SHORT PROBLEM: Convert each line of the data below into a Markdown table with the columns Row and Line, numbering the rows in order and leaving out blank lines.

PROVIDED DATA:
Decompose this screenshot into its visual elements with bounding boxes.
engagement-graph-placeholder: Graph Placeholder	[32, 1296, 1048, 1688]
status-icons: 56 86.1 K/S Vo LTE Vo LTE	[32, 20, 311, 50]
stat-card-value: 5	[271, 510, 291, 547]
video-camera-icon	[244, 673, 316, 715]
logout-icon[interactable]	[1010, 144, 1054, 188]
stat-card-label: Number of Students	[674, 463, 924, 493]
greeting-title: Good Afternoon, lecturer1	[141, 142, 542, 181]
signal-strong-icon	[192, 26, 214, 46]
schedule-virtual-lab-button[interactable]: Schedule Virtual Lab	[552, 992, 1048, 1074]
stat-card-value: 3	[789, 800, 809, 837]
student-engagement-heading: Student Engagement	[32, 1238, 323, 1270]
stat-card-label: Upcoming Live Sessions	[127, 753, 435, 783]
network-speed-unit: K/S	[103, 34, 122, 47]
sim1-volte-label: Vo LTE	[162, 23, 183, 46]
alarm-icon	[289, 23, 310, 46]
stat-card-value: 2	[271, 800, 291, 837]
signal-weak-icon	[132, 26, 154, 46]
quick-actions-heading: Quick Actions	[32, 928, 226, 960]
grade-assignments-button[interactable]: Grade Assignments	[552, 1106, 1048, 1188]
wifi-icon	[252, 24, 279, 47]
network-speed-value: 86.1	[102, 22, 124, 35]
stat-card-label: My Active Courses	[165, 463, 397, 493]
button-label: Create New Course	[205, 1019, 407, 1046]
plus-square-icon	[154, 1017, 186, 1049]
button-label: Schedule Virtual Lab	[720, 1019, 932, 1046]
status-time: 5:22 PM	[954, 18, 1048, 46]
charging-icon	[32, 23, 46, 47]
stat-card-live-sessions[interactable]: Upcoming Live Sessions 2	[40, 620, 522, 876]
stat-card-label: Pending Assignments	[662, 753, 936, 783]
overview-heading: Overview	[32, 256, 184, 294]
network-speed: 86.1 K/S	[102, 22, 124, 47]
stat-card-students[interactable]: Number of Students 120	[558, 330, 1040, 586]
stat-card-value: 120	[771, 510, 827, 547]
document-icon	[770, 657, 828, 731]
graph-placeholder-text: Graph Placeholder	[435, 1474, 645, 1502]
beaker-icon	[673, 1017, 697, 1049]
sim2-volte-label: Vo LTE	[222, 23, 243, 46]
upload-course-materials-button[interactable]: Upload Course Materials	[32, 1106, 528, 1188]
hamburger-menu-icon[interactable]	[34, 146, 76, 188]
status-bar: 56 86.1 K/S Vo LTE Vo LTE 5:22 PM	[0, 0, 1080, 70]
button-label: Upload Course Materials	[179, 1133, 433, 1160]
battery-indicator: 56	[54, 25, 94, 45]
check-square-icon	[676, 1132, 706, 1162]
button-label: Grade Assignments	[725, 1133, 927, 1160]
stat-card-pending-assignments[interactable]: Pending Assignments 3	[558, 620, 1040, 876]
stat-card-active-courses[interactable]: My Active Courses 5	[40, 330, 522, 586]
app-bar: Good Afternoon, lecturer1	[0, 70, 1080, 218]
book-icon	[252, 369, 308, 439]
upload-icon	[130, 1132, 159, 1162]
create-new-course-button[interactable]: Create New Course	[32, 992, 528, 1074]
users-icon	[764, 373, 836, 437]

THE OUTPUT:
| Row | Line |
|---|---|
| 1 | Decompose this screenshot into its visual elements with bounding boxes. |
| 2 | engagement-graph-placeholder: Graph Placeholder	[32, 1296, 1048, 1688] |
| 3 | status-icons: 56 86.1 K/S Vo LTE Vo LTE	[32, 20, 311, 50] |
| 4 | stat-card-value: 5	[271, 510, 291, 547] |
| 5 | video-camera-icon	[244, 673, 316, 715] |
| 6 | logout-icon[interactable]	[1010, 144, 1054, 188] |
| 7 | stat-card-label: Number of Students	[674, 463, 924, 493] |
| 8 | greeting-title: Good Afternoon, lecturer1	[141, 142, 542, 181] |
| 9 | signal-strong-icon	[192, 26, 214, 46] |
| 10 | schedule-virtual-lab-button[interactable]: Schedule Virtual Lab	[552, 992, 1048, 1074] |
| 11 | stat-card-value: 3	[789, 800, 809, 837] |
| 12 | student-engagement-heading: Student Engagement	[32, 1238, 323, 1270] |
| 13 | stat-card-label: Upcoming Live Sessions	[127, 753, 435, 783] |
| 14 | network-speed-unit: K/S	[103, 34, 122, 47] |
| 15 | sim1-volte-label: Vo LTE	[162, 23, 183, 46] |
| 16 | alarm-icon	[289, 23, 310, 46] |
| 17 | stat-card-value: 2	[271, 800, 291, 837] |
| 18 | signal-weak-icon	[132, 26, 154, 46] |
| 19 | quick-actions-heading: Quick Actions	[32, 928, 226, 960] |
| 20 | grade-assignments-button[interactable]: Grade Assignments	[552, 1106, 1048, 1188] |
| 21 | wifi-icon	[252, 24, 279, 47] |
| 22 | network-speed-value: 86.1	[102, 22, 124, 35] |
| 23 | stat-card-label: My Active Courses	[165, 463, 397, 493] |
| 24 | button-label: Create New Course	[205, 1019, 407, 1046] |
| 25 | plus-square-icon	[154, 1017, 186, 1049] |
| 26 | button-label: Schedule Virtual Lab	[720, 1019, 932, 1046] |
| 27 | status-time: 5:22 PM	[954, 18, 1048, 46] |
| 28 | charging-icon	[32, 23, 46, 47] |
| 29 | stat-card-live-sessions[interactable]: Upcoming Live Sessions 2	[40, 620, 522, 876] |
| 30 | stat-card-label: Pending Assignments	[662, 753, 936, 783] |
| 31 | overview-heading: Overview	[32, 256, 184, 294] |
| 32 | network-speed: 86.1 K/S	[102, 22, 124, 47] |
| 33 | stat-card-students[interactable]: Number of Students 120	[558, 330, 1040, 586] |
| 34 | stat-card-value: 120	[771, 510, 827, 547] |
| 35 | document-icon	[770, 657, 828, 731] |
| 36 | graph-placeholder-text: Graph Placeholder	[435, 1474, 645, 1502] |
| 37 | beaker-icon	[673, 1017, 697, 1049] |
| 38 | sim2-volte-label: Vo LTE	[222, 23, 243, 46] |
| 39 | upload-course-materials-button[interactable]: Upload Course Materials	[32, 1106, 528, 1188] |
| 40 | hamburger-menu-icon[interactable]	[34, 146, 76, 188] |
| 41 | status-bar: 56 86.1 K/S Vo LTE Vo LTE 5:22 PM	[0, 0, 1080, 70] |
| 42 | button-label: Upload Course Materials	[179, 1133, 433, 1160] |
| 43 | battery-indicator: 56	[54, 25, 94, 45] |
| 44 | check-square-icon	[676, 1132, 706, 1162] |
| 45 | button-label: Grade Assignments	[725, 1133, 927, 1160] |
| 46 | stat-card-pending-assignments[interactable]: Pending Assignments 3	[558, 620, 1040, 876] |
| 47 | stat-card-active-courses[interactable]: My Active Courses 5	[40, 330, 522, 586] |
| 48 | app-bar: Good Afternoon, lecturer1	[0, 70, 1080, 218] |
| 49 | book-icon	[252, 369, 308, 439] |
| 50 | upload-icon	[130, 1132, 159, 1162] |
| 51 | create-new-course-button[interactable]: Create New Course	[32, 992, 528, 1074] |
| 52 | users-icon	[764, 373, 836, 437] |